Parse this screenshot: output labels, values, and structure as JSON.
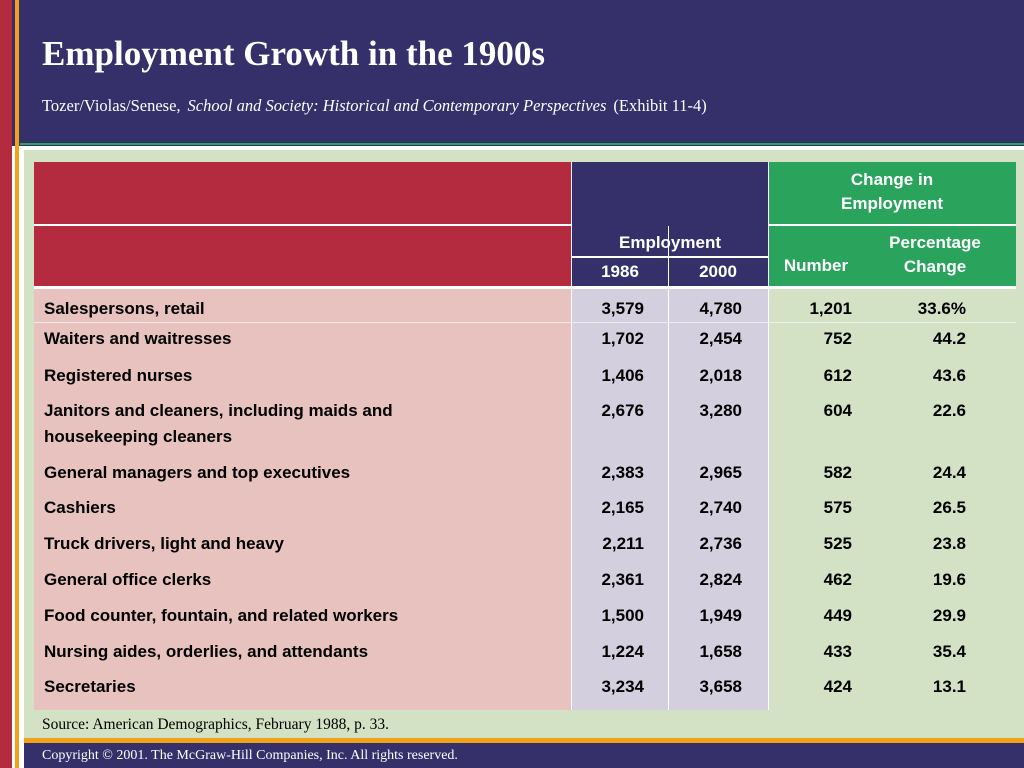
{
  "slide": {
    "title": "Employment Growth in the 1900s",
    "citation_authors": "Tozer/Violas/Senese,",
    "citation_book": "School and Society:  Historical and Contemporary Perspectives",
    "citation_exhibit": "(Exhibit 11-4)",
    "source": "Source: American Demographics, February 1988, p. 33.",
    "copyright": "Copyright © 2001. The McGraw-Hill Companies, Inc. All rights reserved."
  },
  "colors": {
    "navy": "#352f6a",
    "crimson": "#b42a3e",
    "green": "#2aa35d",
    "orange": "#f2a11b",
    "pink": "#e8c2bf",
    "lavender": "#d3cfdf",
    "pale_green": "#d3e2c5"
  },
  "table": {
    "header": {
      "change_line1": "Change in",
      "change_line2": "Employment",
      "employment": "Employment",
      "year1": "1986",
      "year2": "2000",
      "number": "Number",
      "pct_line1": "Percentage",
      "pct_line2": "Change"
    },
    "rows": [
      {
        "occupation": "Salespersons, retail",
        "y1986": "3,579",
        "y2000": "4,780",
        "number": "1,201",
        "pct": "33.6%"
      },
      {
        "occupation": "Waiters and waitresses",
        "y1986": "1,702",
        "y2000": "2,454",
        "number": "752",
        "pct": "44.2"
      },
      {
        "occupation": "Registered nurses",
        "y1986": "1,406",
        "y2000": "2,018",
        "number": "612",
        "pct": "43.6"
      },
      {
        "occupation": "Janitors and cleaners, including maids and housekeeping cleaners",
        "y1986": "2,676",
        "y2000": "3,280",
        "number": "604",
        "pct": "22.6"
      },
      {
        "occupation": "General managers and top executives",
        "y1986": "2,383",
        "y2000": "2,965",
        "number": "582",
        "pct": "24.4"
      },
      {
        "occupation": "Cashiers",
        "y1986": "2,165",
        "y2000": "2,740",
        "number": "575",
        "pct": "26.5"
      },
      {
        "occupation": "Truck drivers, light and heavy",
        "y1986": "2,211",
        "y2000": "2,736",
        "number": "525",
        "pct": "23.8"
      },
      {
        "occupation": "General office clerks",
        "y1986": "2,361",
        "y2000": "2,824",
        "number": "462",
        "pct": "19.6"
      },
      {
        "occupation": "Food counter, fountain, and related workers",
        "y1986": "1,500",
        "y2000": "1,949",
        "number": "449",
        "pct": "29.9"
      },
      {
        "occupation": "Nursing aides, orderlies, and attendants",
        "y1986": "1,224",
        "y2000": "1,658",
        "number": "433",
        "pct": "35.4"
      },
      {
        "occupation": "Secretaries",
        "y1986": "3,234",
        "y2000": "3,658",
        "number": "424",
        "pct": "13.1"
      }
    ]
  }
}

Aim: Every entry above needs to be retyped exactly; drop the pictures.

Answer to the problem:
Parse this screenshot: output labels, values, and structure as JSON.
{
  "slide": {
    "title": "Employment Growth in the 1900s",
    "citation_authors": "Tozer/Violas/Senese,",
    "citation_book": "School and Society:  Historical and Contemporary Perspectives",
    "citation_exhibit": "(Exhibit 11-4)",
    "source": "Source: American Demographics, February 1988, p. 33.",
    "copyright": "Copyright © 2001. The McGraw-Hill Companies, Inc. All rights reserved."
  },
  "colors": {
    "navy": "#352f6a",
    "crimson": "#b42a3e",
    "green": "#2aa35d",
    "orange": "#f2a11b",
    "pink": "#e8c2bf",
    "lavender": "#d3cfdf",
    "pale_green": "#d3e2c5"
  },
  "table": {
    "header": {
      "change_line1": "Change in",
      "change_line2": "Employment",
      "employment": "Employment",
      "year1": "1986",
      "year2": "2000",
      "number": "Number",
      "pct_line1": "Percentage",
      "pct_line2": "Change"
    },
    "rows": [
      {
        "occupation": "Salespersons, retail",
        "y1986": "3,579",
        "y2000": "4,780",
        "number": "1,201",
        "pct": "33.6%"
      },
      {
        "occupation": "Waiters and waitresses",
        "y1986": "1,702",
        "y2000": "2,454",
        "number": "752",
        "pct": "44.2"
      },
      {
        "occupation": "Registered nurses",
        "y1986": "1,406",
        "y2000": "2,018",
        "number": "612",
        "pct": "43.6"
      },
      {
        "occupation": "Janitors and cleaners, including maids and housekeeping cleaners",
        "y1986": "2,676",
        "y2000": "3,280",
        "number": "604",
        "pct": "22.6"
      },
      {
        "occupation": "General managers and top executives",
        "y1986": "2,383",
        "y2000": "2,965",
        "number": "582",
        "pct": "24.4"
      },
      {
        "occupation": "Cashiers",
        "y1986": "2,165",
        "y2000": "2,740",
        "number": "575",
        "pct": "26.5"
      },
      {
        "occupation": "Truck drivers, light and heavy",
        "y1986": "2,211",
        "y2000": "2,736",
        "number": "525",
        "pct": "23.8"
      },
      {
        "occupation": "General office clerks",
        "y1986": "2,361",
        "y2000": "2,824",
        "number": "462",
        "pct": "19.6"
      },
      {
        "occupation": "Food counter, fountain, and related workers",
        "y1986": "1,500",
        "y2000": "1,949",
        "number": "449",
        "pct": "29.9"
      },
      {
        "occupation": "Nursing aides, orderlies, and attendants",
        "y1986": "1,224",
        "y2000": "1,658",
        "number": "433",
        "pct": "35.4"
      },
      {
        "occupation": "Secretaries",
        "y1986": "3,234",
        "y2000": "3,658",
        "number": "424",
        "pct": "13.1"
      }
    ]
  }
}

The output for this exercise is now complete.